REQUIRED WORK:
Exclude the pictures, then repeat the remaining data exactly.

[Stored data entries]

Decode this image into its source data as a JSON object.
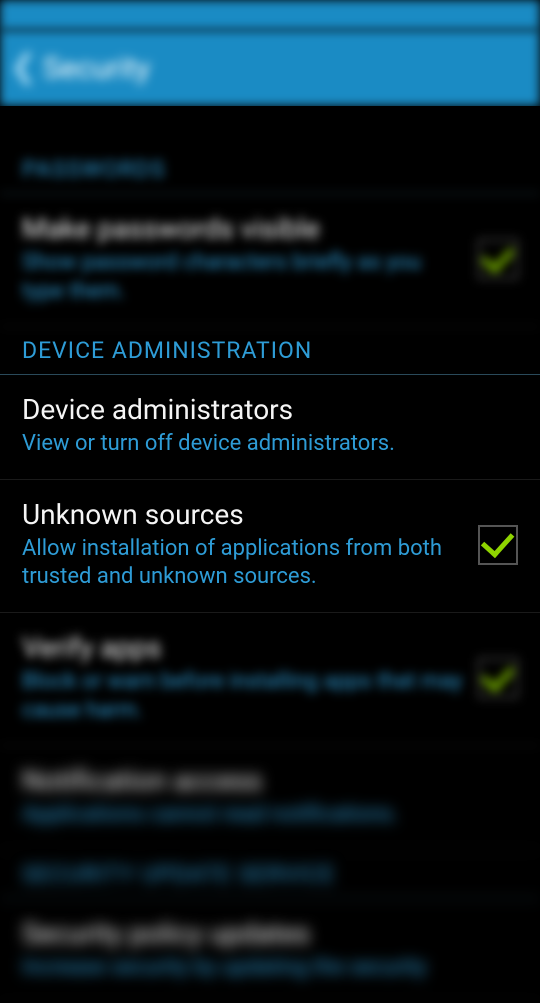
{
  "nav": {
    "title": "Security"
  },
  "sections": {
    "passwords": {
      "header": "PASSWORDS",
      "make_passwords_visible": {
        "title": "Make passwords visible",
        "desc": "Show password characters briefly as you type them."
      }
    },
    "device_admin": {
      "header": "DEVICE ADMINISTRATION",
      "device_administrators": {
        "title": "Device administrators",
        "desc": "View or turn off device administrators."
      },
      "unknown_sources": {
        "title": "Unknown sources",
        "desc": "Allow installation of applications from both trusted and unknown sources."
      },
      "verify_apps": {
        "title": "Verify apps",
        "desc": "Block or warn before installing apps that may cause harm."
      },
      "notification_access": {
        "title": "Notification access",
        "desc": "Applications cannot read notifications."
      }
    },
    "security_update": {
      "header": "SECURITY UPDATE SERVICE",
      "security_policy": {
        "title": "Security policy updates",
        "desc": "Increase security by updating the security"
      }
    }
  }
}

FULL RESPONSE:
Decode this image into its source data as a JSON object.
{
  "nav": {
    "title": "Security"
  },
  "sections": {
    "passwords": {
      "header": "PASSWORDS",
      "make_passwords_visible": {
        "title": "Make passwords visible",
        "desc": "Show password characters briefly as you type them."
      }
    },
    "device_admin": {
      "header": "DEVICE ADMINISTRATION",
      "device_administrators": {
        "title": "Device administrators",
        "desc": "View or turn off device administrators."
      },
      "unknown_sources": {
        "title": "Unknown sources",
        "desc": "Allow installation of applications from both trusted and unknown sources."
      },
      "verify_apps": {
        "title": "Verify apps",
        "desc": "Block or warn before installing apps that may cause harm."
      },
      "notification_access": {
        "title": "Notification access",
        "desc": "Applications cannot read notifications."
      }
    },
    "security_update": {
      "header": "SECURITY UPDATE SERVICE",
      "security_policy": {
        "title": "Security policy updates",
        "desc": "Increase security by updating the security"
      }
    }
  }
}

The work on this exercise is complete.